* Request *
In this exercise, return the whole listing exactly, excluding any images.

>> start Available data

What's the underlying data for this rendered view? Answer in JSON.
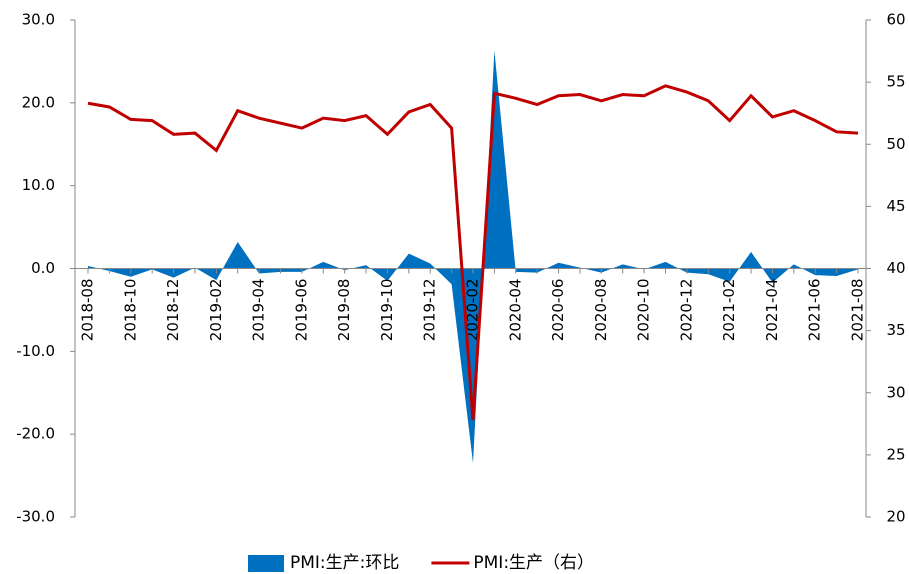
{
  "chart_data": {
    "type": "line-area",
    "categories": [
      "2018-08",
      null,
      "2018-10",
      null,
      "2018-12",
      null,
      "2019-02",
      null,
      "2019-04",
      null,
      "2019-06",
      null,
      "2019-08",
      null,
      "2019-10",
      null,
      "2019-12",
      null,
      "2020-02",
      null,
      "2020-04",
      null,
      "2020-06",
      null,
      "2020-08",
      null,
      "2020-10",
      null,
      "2020-12",
      null,
      "2021-02",
      null,
      "2021-04",
      null,
      "2021-06",
      null,
      "2021-08"
    ],
    "series": [
      {
        "name": "PMI:生产:环比",
        "type": "area",
        "color": "#0070c0",
        "axis": "y",
        "values": [
          0.3,
          -0.3,
          -1.0,
          -0.1,
          -1.1,
          0.1,
          -1.4,
          3.2,
          -0.6,
          -0.4,
          -0.4,
          0.8,
          -0.2,
          0.4,
          -1.5,
          1.8,
          0.6,
          -1.9,
          -23.5,
          26.3,
          -0.4,
          -0.5,
          0.7,
          0.1,
          -0.5,
          0.5,
          -0.1,
          0.8,
          -0.5,
          -0.7,
          -1.6,
          2.0,
          -1.7,
          0.5,
          -0.8,
          -0.9,
          -0.1
        ]
      },
      {
        "name": "PMI:生产（右）",
        "type": "line",
        "color": "#c00000",
        "axis": "y2",
        "values": [
          53.3,
          53.0,
          52.0,
          51.9,
          50.8,
          50.9,
          49.5,
          52.7,
          52.1,
          51.7,
          51.3,
          52.1,
          51.9,
          52.3,
          50.8,
          52.6,
          53.2,
          51.3,
          27.8,
          54.1,
          53.7,
          53.2,
          53.9,
          54.0,
          53.5,
          54.0,
          53.9,
          54.7,
          54.2,
          53.5,
          51.9,
          53.9,
          52.2,
          52.7,
          51.9,
          51.0,
          50.9
        ]
      }
    ],
    "ylim": [
      -30,
      30
    ],
    "yticks": [
      {
        "value": -30,
        "label": "-30.0"
      },
      {
        "value": -20,
        "label": "-20.0"
      },
      {
        "value": -10,
        "label": "-10.0"
      },
      {
        "value": 0,
        "label": "0.0"
      },
      {
        "value": 10,
        "label": "10.0"
      },
      {
        "value": 20,
        "label": "20.0"
      },
      {
        "value": 30,
        "label": "30.0"
      }
    ],
    "y2lim": [
      20,
      60
    ],
    "y2ticks": [
      20,
      25,
      30,
      35,
      40,
      45,
      50,
      55,
      60
    ],
    "legend": "bottom"
  }
}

>> end Available data

* Task answer *
What's the underlying data for this rendered view? Answer in JSON.
{
  "chart_data": {
    "type": "line-area",
    "categories": [
      "2018-08",
      null,
      "2018-10",
      null,
      "2018-12",
      null,
      "2019-02",
      null,
      "2019-04",
      null,
      "2019-06",
      null,
      "2019-08",
      null,
      "2019-10",
      null,
      "2019-12",
      null,
      "2020-02",
      null,
      "2020-04",
      null,
      "2020-06",
      null,
      "2020-08",
      null,
      "2020-10",
      null,
      "2020-12",
      null,
      "2021-02",
      null,
      "2021-04",
      null,
      "2021-06",
      null,
      "2021-08"
    ],
    "series": [
      {
        "name": "PMI:生产:环比",
        "type": "area",
        "color": "#0070c0",
        "axis": "y",
        "values": [
          0.3,
          -0.3,
          -1.0,
          -0.1,
          -1.1,
          0.1,
          -1.4,
          3.2,
          -0.6,
          -0.4,
          -0.4,
          0.8,
          -0.2,
          0.4,
          -1.5,
          1.8,
          0.6,
          -1.9,
          -23.5,
          26.3,
          -0.4,
          -0.5,
          0.7,
          0.1,
          -0.5,
          0.5,
          -0.1,
          0.8,
          -0.5,
          -0.7,
          -1.6,
          2.0,
          -1.7,
          0.5,
          -0.8,
          -0.9,
          -0.1
        ]
      },
      {
        "name": "PMI:生产（右）",
        "type": "line",
        "color": "#c00000",
        "axis": "y2",
        "values": [
          53.3,
          53.0,
          52.0,
          51.9,
          50.8,
          50.9,
          49.5,
          52.7,
          52.1,
          51.7,
          51.3,
          52.1,
          51.9,
          52.3,
          50.8,
          52.6,
          53.2,
          51.3,
          27.8,
          54.1,
          53.7,
          53.2,
          53.9,
          54.0,
          53.5,
          54.0,
          53.9,
          54.7,
          54.2,
          53.5,
          51.9,
          53.9,
          52.2,
          52.7,
          51.9,
          51.0,
          50.9
        ]
      }
    ],
    "ylim": [
      -30,
      30
    ],
    "yticks": [
      {
        "value": -30,
        "label": "-30.0"
      },
      {
        "value": -20,
        "label": "-20.0"
      },
      {
        "value": -10,
        "label": "-10.0"
      },
      {
        "value": 0,
        "label": "0.0"
      },
      {
        "value": 10,
        "label": "10.0"
      },
      {
        "value": 20,
        "label": "20.0"
      },
      {
        "value": 30,
        "label": "30.0"
      }
    ],
    "y2lim": [
      20,
      60
    ],
    "y2ticks": [
      20,
      25,
      30,
      35,
      40,
      45,
      50,
      55,
      60
    ],
    "legend": "bottom"
  }
}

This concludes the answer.